Lines of data:
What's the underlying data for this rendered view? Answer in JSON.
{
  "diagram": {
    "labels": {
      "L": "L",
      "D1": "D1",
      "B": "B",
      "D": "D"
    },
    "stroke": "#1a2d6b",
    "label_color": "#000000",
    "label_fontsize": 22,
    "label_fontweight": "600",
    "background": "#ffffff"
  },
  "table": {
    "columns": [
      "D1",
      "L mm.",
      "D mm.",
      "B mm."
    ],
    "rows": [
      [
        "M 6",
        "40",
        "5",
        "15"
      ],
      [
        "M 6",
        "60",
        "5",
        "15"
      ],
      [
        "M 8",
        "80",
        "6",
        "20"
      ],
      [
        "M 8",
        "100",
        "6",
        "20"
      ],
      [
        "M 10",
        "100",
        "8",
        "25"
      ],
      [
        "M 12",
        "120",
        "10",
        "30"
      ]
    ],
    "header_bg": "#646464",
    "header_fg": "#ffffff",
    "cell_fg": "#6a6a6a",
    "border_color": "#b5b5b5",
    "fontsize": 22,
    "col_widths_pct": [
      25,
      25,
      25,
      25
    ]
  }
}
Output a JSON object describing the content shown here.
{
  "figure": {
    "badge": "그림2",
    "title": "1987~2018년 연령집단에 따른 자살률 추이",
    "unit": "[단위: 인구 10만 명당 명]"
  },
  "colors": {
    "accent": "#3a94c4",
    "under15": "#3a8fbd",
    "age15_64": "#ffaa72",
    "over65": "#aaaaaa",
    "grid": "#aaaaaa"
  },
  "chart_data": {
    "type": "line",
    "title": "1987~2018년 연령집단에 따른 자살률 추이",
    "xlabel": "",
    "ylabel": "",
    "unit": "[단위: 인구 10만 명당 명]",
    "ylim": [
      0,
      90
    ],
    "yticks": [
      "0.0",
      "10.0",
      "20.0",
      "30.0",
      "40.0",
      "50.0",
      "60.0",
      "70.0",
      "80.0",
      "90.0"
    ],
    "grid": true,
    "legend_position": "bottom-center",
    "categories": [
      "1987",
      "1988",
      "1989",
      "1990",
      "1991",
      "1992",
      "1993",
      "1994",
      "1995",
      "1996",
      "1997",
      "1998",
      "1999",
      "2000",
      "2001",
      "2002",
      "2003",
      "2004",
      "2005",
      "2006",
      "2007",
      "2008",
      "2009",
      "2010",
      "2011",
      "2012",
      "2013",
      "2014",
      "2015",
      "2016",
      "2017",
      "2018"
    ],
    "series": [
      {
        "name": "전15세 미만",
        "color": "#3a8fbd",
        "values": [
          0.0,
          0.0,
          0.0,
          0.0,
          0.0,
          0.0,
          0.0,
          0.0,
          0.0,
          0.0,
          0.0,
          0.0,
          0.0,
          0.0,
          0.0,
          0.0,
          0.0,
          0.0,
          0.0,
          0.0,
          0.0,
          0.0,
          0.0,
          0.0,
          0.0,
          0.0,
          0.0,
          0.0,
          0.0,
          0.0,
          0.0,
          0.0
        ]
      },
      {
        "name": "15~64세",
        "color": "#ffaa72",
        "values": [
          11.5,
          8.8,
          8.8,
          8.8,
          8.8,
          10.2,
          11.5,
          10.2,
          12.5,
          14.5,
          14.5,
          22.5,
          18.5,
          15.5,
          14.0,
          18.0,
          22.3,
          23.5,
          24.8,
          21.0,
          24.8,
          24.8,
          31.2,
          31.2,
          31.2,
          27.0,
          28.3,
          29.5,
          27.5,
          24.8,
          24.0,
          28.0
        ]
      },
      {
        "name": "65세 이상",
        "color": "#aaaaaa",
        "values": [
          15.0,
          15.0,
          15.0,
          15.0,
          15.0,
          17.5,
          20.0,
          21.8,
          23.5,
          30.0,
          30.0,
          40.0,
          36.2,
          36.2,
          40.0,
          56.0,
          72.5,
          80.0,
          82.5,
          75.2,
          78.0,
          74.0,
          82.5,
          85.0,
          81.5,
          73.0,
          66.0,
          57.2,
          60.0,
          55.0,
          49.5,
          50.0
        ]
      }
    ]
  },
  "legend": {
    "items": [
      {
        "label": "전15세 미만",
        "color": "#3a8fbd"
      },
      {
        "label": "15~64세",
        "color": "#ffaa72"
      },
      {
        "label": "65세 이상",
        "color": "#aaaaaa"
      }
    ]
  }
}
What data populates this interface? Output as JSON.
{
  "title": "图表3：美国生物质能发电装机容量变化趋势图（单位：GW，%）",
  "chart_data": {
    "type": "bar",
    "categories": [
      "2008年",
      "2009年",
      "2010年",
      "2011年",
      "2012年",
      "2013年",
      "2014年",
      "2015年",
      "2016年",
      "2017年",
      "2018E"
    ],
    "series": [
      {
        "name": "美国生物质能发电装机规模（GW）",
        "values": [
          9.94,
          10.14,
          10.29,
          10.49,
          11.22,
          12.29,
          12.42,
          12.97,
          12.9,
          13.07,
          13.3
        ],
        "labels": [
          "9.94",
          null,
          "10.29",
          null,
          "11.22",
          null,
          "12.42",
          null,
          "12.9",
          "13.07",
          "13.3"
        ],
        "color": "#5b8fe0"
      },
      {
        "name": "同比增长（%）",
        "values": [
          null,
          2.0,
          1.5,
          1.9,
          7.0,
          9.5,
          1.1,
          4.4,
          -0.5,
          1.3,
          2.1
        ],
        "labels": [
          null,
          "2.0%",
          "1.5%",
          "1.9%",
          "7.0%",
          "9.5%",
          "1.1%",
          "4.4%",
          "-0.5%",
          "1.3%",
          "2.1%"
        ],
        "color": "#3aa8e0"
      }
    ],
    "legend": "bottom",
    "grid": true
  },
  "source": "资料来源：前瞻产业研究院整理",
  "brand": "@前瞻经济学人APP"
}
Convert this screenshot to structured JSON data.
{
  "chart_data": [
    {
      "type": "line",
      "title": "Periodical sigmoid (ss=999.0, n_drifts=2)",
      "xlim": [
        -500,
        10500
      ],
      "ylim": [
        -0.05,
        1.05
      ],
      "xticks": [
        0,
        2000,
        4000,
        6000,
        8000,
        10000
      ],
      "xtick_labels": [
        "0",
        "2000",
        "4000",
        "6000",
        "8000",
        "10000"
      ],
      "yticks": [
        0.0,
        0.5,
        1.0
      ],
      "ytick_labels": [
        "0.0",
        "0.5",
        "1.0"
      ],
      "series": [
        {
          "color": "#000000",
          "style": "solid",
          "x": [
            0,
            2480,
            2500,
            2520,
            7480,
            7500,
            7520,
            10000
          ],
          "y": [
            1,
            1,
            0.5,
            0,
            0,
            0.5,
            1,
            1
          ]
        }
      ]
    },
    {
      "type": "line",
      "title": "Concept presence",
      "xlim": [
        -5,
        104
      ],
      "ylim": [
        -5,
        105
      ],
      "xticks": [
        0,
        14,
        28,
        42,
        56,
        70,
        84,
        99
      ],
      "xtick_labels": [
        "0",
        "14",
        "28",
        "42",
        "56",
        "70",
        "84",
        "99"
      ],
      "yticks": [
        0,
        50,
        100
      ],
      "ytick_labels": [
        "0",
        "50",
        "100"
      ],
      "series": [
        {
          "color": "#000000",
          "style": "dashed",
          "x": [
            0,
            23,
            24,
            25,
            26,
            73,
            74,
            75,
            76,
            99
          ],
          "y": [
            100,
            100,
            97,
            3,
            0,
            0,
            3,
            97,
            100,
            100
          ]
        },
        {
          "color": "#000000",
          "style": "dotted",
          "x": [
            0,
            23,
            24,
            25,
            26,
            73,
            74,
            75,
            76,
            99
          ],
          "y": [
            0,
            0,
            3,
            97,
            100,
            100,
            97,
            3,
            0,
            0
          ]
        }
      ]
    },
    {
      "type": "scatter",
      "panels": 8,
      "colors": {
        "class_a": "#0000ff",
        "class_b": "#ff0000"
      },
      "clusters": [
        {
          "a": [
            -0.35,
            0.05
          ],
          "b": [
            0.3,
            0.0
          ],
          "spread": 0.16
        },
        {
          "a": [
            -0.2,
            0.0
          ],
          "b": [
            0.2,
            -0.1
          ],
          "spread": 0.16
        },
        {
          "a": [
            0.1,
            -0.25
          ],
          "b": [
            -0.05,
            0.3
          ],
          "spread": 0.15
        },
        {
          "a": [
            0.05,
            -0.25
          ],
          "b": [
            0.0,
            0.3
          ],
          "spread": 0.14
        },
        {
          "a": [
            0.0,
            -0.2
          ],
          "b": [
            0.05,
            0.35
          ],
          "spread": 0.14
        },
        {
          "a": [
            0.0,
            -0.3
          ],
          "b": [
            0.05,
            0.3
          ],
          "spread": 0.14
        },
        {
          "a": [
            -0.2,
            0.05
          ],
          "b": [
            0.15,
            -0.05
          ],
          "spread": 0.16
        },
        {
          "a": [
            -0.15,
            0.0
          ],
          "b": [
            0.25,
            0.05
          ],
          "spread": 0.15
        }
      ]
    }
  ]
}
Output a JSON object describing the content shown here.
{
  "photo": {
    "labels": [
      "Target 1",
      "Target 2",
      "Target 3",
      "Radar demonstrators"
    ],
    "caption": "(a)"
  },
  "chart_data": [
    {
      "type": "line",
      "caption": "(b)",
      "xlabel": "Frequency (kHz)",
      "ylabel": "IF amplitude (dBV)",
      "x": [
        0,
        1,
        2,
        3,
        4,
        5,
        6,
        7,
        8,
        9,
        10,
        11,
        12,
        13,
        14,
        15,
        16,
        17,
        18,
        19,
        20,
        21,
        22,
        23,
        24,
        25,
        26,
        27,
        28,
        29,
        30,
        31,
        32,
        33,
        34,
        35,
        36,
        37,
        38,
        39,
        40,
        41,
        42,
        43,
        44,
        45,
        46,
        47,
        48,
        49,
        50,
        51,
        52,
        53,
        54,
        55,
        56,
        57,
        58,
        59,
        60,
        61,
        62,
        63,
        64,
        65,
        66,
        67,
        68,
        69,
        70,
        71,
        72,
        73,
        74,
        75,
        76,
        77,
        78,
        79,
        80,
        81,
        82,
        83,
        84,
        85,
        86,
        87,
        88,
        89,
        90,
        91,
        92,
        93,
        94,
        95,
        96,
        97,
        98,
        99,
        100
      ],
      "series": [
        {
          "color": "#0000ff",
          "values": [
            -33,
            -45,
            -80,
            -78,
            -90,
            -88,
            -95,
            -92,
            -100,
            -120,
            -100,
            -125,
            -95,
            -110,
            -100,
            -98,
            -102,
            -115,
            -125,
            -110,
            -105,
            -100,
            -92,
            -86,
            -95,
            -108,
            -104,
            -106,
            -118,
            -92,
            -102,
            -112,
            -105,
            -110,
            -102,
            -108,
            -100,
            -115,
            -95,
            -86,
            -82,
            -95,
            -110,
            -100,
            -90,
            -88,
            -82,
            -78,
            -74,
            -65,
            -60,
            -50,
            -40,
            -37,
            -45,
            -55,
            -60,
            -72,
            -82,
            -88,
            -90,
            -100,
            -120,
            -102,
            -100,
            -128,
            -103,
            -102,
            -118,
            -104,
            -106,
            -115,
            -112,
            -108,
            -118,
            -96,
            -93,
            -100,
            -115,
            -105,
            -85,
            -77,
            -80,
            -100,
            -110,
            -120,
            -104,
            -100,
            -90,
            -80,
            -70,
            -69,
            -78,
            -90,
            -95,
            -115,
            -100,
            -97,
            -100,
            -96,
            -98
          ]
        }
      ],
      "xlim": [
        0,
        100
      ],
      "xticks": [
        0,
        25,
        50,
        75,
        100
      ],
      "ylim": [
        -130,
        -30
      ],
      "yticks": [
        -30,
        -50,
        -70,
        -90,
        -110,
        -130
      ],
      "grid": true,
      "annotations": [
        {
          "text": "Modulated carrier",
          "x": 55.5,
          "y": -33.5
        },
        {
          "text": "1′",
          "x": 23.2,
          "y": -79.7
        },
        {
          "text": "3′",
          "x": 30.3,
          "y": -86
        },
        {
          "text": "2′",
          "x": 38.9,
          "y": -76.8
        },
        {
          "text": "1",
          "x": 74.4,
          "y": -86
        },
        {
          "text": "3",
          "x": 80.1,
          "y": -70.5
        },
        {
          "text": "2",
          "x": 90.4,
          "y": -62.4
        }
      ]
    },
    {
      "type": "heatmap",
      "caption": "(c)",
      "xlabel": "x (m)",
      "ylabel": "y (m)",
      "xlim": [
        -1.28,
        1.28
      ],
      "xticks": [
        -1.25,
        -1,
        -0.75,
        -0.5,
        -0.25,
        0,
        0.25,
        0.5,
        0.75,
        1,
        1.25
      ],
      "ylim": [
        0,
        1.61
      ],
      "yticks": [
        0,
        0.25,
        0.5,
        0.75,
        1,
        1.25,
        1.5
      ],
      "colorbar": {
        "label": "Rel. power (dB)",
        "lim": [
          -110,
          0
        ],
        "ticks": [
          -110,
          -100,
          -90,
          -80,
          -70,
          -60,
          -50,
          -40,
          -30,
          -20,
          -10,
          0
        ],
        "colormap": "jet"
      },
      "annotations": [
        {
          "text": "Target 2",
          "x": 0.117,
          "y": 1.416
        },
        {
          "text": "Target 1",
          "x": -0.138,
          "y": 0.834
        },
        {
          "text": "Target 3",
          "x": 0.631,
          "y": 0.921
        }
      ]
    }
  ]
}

Stated problem: Track down all lines above with the string "ylabel" and copy them.

Result:
    "ylabel": "",
      "ylabel": "IF amplitude (dBV)",
      "ylabel": "y (m)",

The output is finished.